Records supplied:
____

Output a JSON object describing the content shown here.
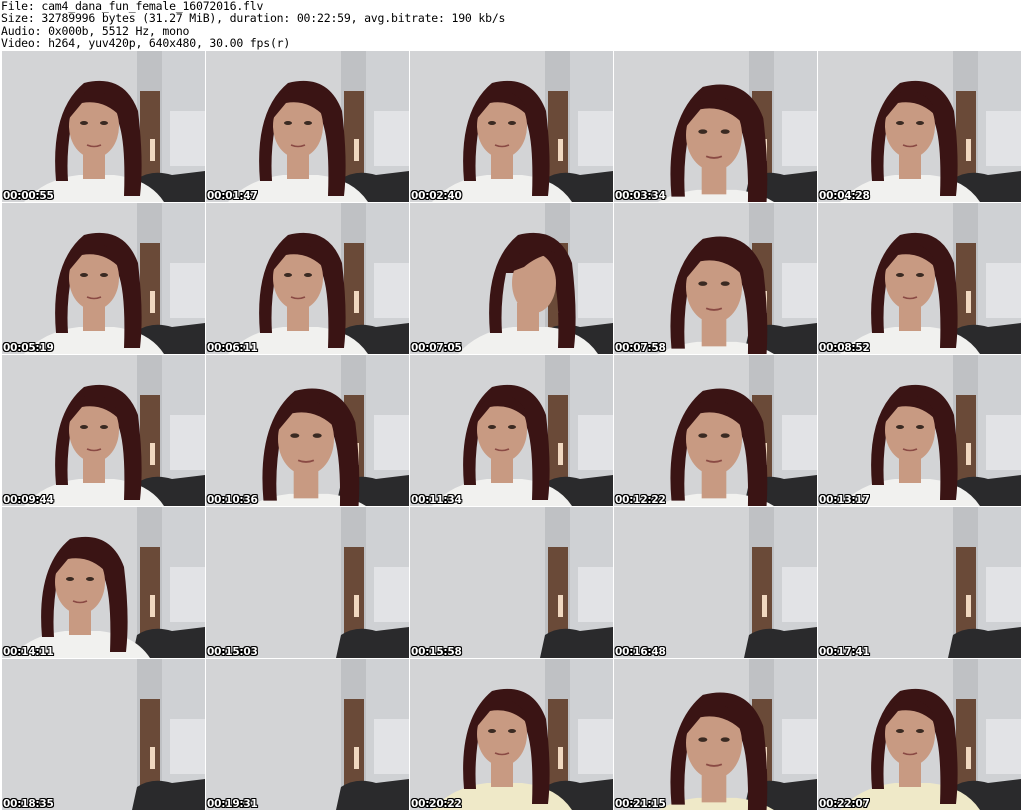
{
  "header": {
    "file_line": "File: cam4_dana_fun_female_16072016.flv",
    "size_line": "Size: 32789996 bytes (31.27 MiB), duration: 00:22:59, avg.bitrate: 190 kb/s",
    "audio_line": "Audio: 0x000b, 5512 Hz, mono",
    "video_line": "Video: h264, yuv420p, 640x480, 30.00 fps(r)"
  },
  "thumbnails": [
    {
      "time": "00:00:55",
      "person": "face"
    },
    {
      "time": "00:01:47",
      "person": "face"
    },
    {
      "time": "00:02:40",
      "person": "face-down"
    },
    {
      "time": "00:03:34",
      "person": "face-close"
    },
    {
      "time": "00:04:28",
      "person": "face"
    },
    {
      "time": "00:05:19",
      "person": "face"
    },
    {
      "time": "00:06:11",
      "person": "face"
    },
    {
      "time": "00:07:05",
      "person": "profile"
    },
    {
      "time": "00:07:58",
      "person": "face-close"
    },
    {
      "time": "00:08:52",
      "person": "face"
    },
    {
      "time": "00:09:44",
      "person": "face"
    },
    {
      "time": "00:10:36",
      "person": "face-close"
    },
    {
      "time": "00:11:34",
      "person": "face"
    },
    {
      "time": "00:12:22",
      "person": "face-close"
    },
    {
      "time": "00:13:17",
      "person": "face"
    },
    {
      "time": "00:14:11",
      "person": "face-left"
    },
    {
      "time": "00:15:03",
      "person": "none"
    },
    {
      "time": "00:15:58",
      "person": "none"
    },
    {
      "time": "00:16:48",
      "person": "none"
    },
    {
      "time": "00:17:41",
      "person": "none"
    },
    {
      "time": "00:18:35",
      "person": "none"
    },
    {
      "time": "00:19:31",
      "person": "none"
    },
    {
      "time": "00:20:22",
      "person": "face-yellow"
    },
    {
      "time": "00:21:15",
      "person": "face-yellow-close"
    },
    {
      "time": "00:22:07",
      "person": "face-yellow"
    }
  ],
  "colors": {
    "wall": "#d3d4d6",
    "door": "#6a4a38",
    "hair": "#3a1414",
    "skin": "#c89a82",
    "shirt_white": "#f1f1ef",
    "shirt_yellow": "#efe9c8",
    "timestamp_text": "#ffffff"
  }
}
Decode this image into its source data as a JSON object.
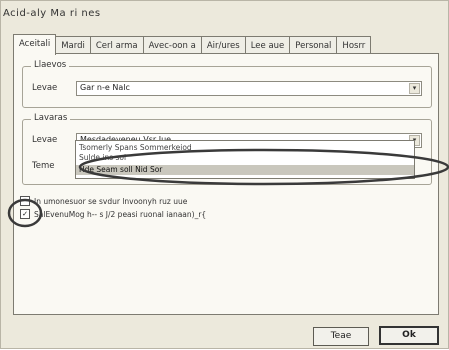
{
  "window": {
    "title": "Acid-aly Ma ri nes"
  },
  "tabs": [
    {
      "label": "Aceitali"
    },
    {
      "label": "Mardi"
    },
    {
      "label": "Cerl arma"
    },
    {
      "label": "Avec-oon a"
    },
    {
      "label": "Air/ures"
    },
    {
      "label": "Lee aue"
    },
    {
      "label": "Personal"
    },
    {
      "label": "Hosrr"
    }
  ],
  "group1": {
    "title": "Llaevos",
    "field_label": "Levae",
    "field_value": "Gar n-e Nalc"
  },
  "group2": {
    "title": "Lavaras",
    "field_label": "Levae",
    "field_value": "Mesdadeveneu Vsr Jue",
    "field2_label": "Teme",
    "dropdown_items": [
      {
        "label": "Tsomerly Spans Sommerkeiod"
      },
      {
        "label": "Sulde ins sol"
      },
      {
        "label": "Hde Seam soll Nid Sor"
      }
    ]
  },
  "checkboxes": [
    {
      "label": "In umonesuor se svdur lnvoonyh ruz uue",
      "checked": false
    },
    {
      "label": "SalEvenuMog h-- s J/2 peasi ruonal ianaan)_r{",
      "checked": true
    }
  ],
  "buttons": {
    "cancel": "Teae",
    "ok": "Ok"
  },
  "colors": {
    "dialog_bg": "#ece9dc",
    "panel_bg": "#faf9f3",
    "annotation_stroke": "#3a3a3a"
  }
}
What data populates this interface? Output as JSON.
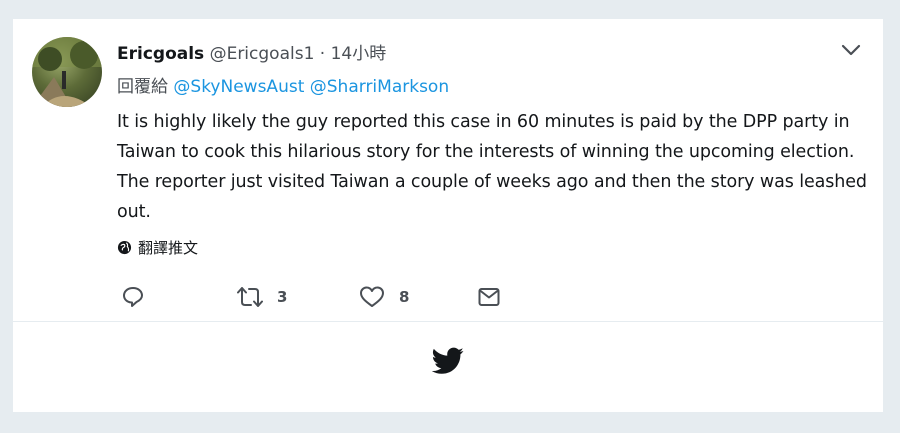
{
  "tweet": {
    "display_name": "Ericgoals",
    "handle": "@Ericgoals1",
    "separator": "·",
    "time": "14小時",
    "reply_prefix": "回覆給",
    "mentions": [
      "@SkyNewsAust",
      "@SharriMarkson"
    ],
    "text": "It is highly likely the guy reported this case in 60 minutes is paid by the DPP party in Taiwan to cook this hilarious story for the interests of winning the upcoming election.  The reporter just visited Taiwan a couple of weeks ago and then the story was leashed out.",
    "translate_label": "翻譯推文"
  },
  "actions": {
    "reply_icon": "reply-icon",
    "retweet_icon": "retweet-icon",
    "retweet_count": "3",
    "like_icon": "heart-icon",
    "like_count": "8",
    "message_icon": "envelope-icon"
  },
  "footer": {
    "logo_icon": "twitter-bird-icon"
  },
  "colors": {
    "link": "#1b95e0",
    "text": "#14171a",
    "muted": "#4a4f55",
    "background": "#e6ecf0"
  }
}
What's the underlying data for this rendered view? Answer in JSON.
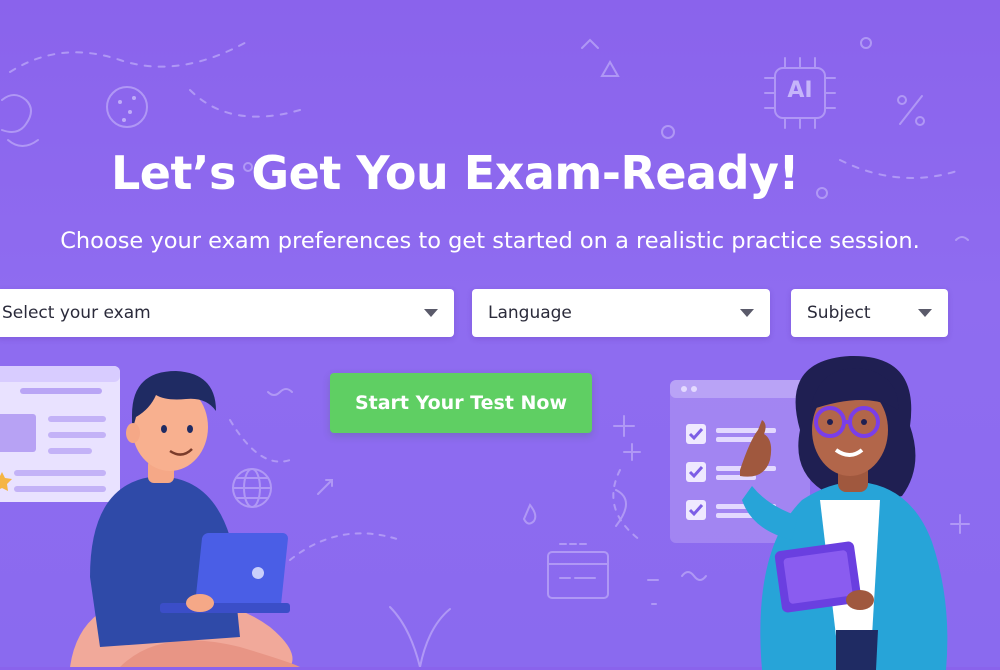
{
  "hero": {
    "title": "Let’s Get You Exam-Ready!",
    "subtitle": "Choose your exam preferences to get started on a realistic practice session."
  },
  "form": {
    "exam_select": {
      "selected": "Select your exam"
    },
    "language_select": {
      "selected": "Language"
    },
    "subject_select": {
      "selected": "Subject"
    },
    "start_button": "Start Your Test Now"
  },
  "decor": {
    "chip_label": "AI",
    "percent_symbol": "%"
  },
  "colors": {
    "background": "#8b66ee",
    "button": "#5fcf63",
    "text": "#ffffff"
  }
}
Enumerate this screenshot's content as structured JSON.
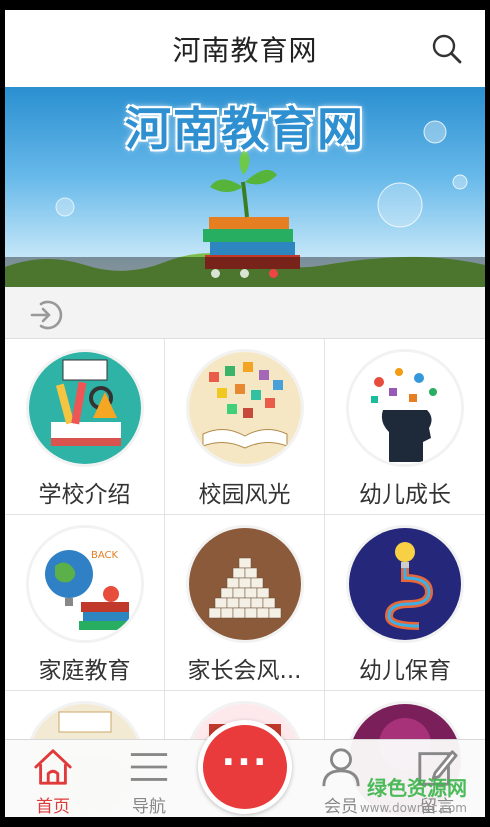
{
  "header": {
    "title": "河南教育网",
    "search_icon": "search-icon"
  },
  "banner": {
    "title": "河南教育网",
    "slide_count": 3,
    "active_slide": 3
  },
  "logout_bar": {
    "icon": "logout-icon"
  },
  "grid": {
    "items": [
      {
        "label": "学校介绍",
        "icon": "back-to-school-thumb"
      },
      {
        "label": "校园风光",
        "icon": "open-book-thumb"
      },
      {
        "label": "幼儿成长",
        "icon": "head-ideas-thumb"
      },
      {
        "label": "家庭教育",
        "icon": "globe-books-thumb"
      },
      {
        "label": "家长会风...",
        "icon": "alphabet-blocks-thumb"
      },
      {
        "label": "幼儿保育",
        "icon": "education-lightbulb-thumb"
      },
      {
        "label": "",
        "icon": "partial-thumb-1"
      },
      {
        "label": "",
        "icon": "partial-thumb-2"
      },
      {
        "label": "",
        "icon": "partial-thumb-3"
      }
    ]
  },
  "tabbar": {
    "items": [
      {
        "label": "首页",
        "icon": "home-icon",
        "active": true
      },
      {
        "label": "导航",
        "icon": "menu-icon",
        "active": false
      },
      {
        "label": "",
        "icon": "more-icon",
        "active": false
      },
      {
        "label": "会员",
        "icon": "user-icon",
        "active": false
      },
      {
        "label": "留言",
        "icon": "edit-icon",
        "active": false
      }
    ],
    "center_label": "···"
  },
  "watermark": {
    "line1": "绿色资源网",
    "line2": "www.downcc.com"
  },
  "colors": {
    "accent": "#e93b3b",
    "banner_sky": "#2a8fd0"
  }
}
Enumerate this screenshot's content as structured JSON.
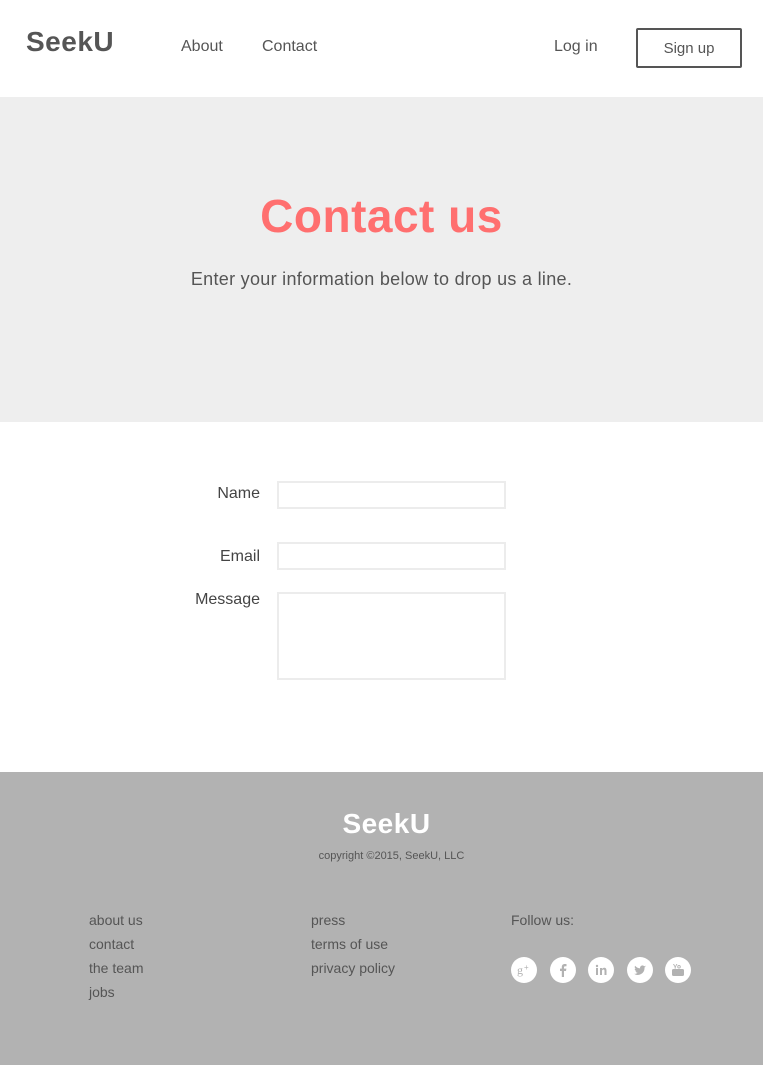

____

Problem to solve: Write down the number of lines where the word "object" appears, and nothing further.

In response: 2